**PASSAGE**:

That doesn't matter though. You don't offer him any sweets and he doesn't get to snack on shit a short while after because he's "hungry"

LakeShoreD · 24/01/2022 09:02

There’s no point arguing about the minor details when he’s eating so much sugar. Three quarters of a big banana, all of a small banana… it make no real difference when he’s having what are essentially chocolate biscuits for breakfast and a big ice cream every day after dinner. If you want to improve his diet maybe try saving the crap for the weekend. But as a general rule it’s not healthy to overeat past the point of being full so don’t push them to finish.

CloseYourEyesAndSee · 24/01/2022 09:03

Bananas are filling and a bit sickly when you eat too much. Just because he could happily eat sweets doesn't mean he hasn't had enough banana. Stop being such a food tyrant.

**EXERCISE BRIEF**: Pick up the forum thread about a boy's bananas and sweets after its last post and continue it with further replies.

**DATA PROVIDED**:
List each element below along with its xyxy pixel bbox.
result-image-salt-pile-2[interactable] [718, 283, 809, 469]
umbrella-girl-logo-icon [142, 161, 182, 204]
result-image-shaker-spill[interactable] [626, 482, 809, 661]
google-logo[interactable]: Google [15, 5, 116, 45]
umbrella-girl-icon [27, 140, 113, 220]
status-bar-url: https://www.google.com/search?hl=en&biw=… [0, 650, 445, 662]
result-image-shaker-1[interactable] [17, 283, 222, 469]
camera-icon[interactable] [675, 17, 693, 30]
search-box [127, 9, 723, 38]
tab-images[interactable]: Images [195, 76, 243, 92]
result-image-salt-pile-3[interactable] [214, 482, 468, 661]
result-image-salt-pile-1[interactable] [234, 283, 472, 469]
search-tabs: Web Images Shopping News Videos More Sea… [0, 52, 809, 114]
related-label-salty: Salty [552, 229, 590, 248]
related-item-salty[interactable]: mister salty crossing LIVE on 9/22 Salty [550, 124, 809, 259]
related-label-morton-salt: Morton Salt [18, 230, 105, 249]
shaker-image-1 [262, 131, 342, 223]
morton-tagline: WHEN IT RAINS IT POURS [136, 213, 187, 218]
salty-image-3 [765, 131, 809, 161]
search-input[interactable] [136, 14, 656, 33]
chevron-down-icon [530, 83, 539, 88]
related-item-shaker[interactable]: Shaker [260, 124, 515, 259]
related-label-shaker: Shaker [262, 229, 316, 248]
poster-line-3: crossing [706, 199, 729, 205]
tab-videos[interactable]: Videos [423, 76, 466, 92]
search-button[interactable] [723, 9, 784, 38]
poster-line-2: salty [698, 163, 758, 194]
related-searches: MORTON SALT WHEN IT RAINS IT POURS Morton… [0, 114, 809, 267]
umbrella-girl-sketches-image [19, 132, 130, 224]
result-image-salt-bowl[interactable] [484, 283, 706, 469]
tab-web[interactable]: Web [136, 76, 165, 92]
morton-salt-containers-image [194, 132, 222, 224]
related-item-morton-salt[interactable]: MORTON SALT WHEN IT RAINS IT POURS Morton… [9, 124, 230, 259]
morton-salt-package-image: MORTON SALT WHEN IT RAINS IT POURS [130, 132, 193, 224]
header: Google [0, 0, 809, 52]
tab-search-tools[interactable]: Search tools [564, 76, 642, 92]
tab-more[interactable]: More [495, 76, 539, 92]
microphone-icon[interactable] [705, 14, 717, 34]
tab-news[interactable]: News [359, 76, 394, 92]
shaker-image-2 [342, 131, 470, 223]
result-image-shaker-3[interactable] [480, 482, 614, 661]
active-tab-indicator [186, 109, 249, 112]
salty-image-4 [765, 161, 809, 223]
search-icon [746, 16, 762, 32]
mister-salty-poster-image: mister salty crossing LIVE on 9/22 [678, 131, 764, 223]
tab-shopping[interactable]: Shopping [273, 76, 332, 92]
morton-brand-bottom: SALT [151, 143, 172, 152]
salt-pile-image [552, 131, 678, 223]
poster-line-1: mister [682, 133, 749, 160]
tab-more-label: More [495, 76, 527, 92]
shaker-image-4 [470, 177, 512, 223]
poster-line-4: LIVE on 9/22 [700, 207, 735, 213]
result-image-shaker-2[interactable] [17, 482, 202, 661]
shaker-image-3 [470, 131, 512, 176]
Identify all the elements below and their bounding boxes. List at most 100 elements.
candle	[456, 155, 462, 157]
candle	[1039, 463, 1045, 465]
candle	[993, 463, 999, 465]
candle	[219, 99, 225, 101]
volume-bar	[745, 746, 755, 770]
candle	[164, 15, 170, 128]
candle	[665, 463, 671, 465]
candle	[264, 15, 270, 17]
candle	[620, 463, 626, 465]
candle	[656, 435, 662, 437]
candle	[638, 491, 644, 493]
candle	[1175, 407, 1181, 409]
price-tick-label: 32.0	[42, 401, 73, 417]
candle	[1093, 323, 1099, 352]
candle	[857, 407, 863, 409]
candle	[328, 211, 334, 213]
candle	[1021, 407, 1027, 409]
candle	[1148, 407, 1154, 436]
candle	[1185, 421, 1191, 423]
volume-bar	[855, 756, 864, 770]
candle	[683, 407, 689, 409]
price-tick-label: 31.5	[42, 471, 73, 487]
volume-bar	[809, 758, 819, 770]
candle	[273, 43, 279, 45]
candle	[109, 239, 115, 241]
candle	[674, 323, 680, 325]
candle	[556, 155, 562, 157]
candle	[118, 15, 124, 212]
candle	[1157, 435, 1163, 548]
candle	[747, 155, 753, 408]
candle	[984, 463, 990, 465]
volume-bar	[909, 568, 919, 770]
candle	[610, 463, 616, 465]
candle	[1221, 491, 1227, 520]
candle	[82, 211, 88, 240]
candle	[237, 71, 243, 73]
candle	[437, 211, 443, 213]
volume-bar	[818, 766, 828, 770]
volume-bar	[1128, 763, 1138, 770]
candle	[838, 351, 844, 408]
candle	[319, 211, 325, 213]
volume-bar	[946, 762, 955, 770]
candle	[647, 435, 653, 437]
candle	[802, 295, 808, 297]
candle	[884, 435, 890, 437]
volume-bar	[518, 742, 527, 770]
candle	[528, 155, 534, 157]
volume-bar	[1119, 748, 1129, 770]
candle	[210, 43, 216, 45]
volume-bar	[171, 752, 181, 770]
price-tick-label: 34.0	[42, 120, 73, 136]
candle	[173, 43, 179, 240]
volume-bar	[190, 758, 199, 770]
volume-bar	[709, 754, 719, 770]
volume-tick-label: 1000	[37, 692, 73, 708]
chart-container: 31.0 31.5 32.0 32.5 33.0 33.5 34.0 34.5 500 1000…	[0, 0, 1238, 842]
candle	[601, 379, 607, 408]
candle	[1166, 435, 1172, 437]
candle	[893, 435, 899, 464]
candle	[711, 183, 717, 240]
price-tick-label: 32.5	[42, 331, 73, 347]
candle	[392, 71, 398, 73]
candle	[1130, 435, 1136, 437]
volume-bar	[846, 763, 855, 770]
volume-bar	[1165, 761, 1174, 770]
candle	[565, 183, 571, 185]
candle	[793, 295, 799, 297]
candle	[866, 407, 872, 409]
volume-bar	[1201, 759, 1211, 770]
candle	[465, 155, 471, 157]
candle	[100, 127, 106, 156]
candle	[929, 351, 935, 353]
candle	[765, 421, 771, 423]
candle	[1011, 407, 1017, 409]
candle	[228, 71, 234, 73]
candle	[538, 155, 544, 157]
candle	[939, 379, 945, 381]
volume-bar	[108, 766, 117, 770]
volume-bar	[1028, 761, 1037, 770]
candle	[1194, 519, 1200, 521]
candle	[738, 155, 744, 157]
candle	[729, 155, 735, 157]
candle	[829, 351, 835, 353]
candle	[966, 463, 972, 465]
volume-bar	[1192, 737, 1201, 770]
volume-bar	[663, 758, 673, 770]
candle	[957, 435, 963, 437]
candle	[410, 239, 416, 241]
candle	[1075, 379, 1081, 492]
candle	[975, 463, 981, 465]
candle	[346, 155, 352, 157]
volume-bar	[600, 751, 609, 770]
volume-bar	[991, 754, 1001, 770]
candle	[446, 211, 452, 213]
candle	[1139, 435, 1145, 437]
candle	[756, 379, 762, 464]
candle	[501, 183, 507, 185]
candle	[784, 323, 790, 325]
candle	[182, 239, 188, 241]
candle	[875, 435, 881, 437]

**FINAL ANSWER**:
Allsorts1 · 24/01/2022 09:03

If you want him to find a banana exciting then don’t give him what is essentially a chocolate bar for breakfast, a banana is always going to find it difficult to compete with a chocolate bar! Does he have much protein in his diet? If he was having eggs then the banana would be the yummy part of the breakfast.

DockOTheBay · 24/01/2022 09:03

I do think it's a good idea for them to eat fruit first before treats, but if he is full then don't make him eat more just for the sake of it.

I also Agree that chocolate biscuit for breakfast is not great - even if they won't eat cereal with milk there are healthier cereal bars (or make your own) or something like wholemeal toast would be better and more filling than a biscuit.

SoupDragon · 24/01/2022 09:04

I'm glad mine are now all adult/teen and I no longer have to have all the food negotiations 🙂

Mommabear20 · 24/01/2022 09:06

He'd be finishing the banana if he has room for chocolate! It's not like you were trying to force him to eat a entire meal! Maybe just don't give them the cereal bar until they've actually eaten all their fruit, don't finish the fruit, don't get the cereal bar.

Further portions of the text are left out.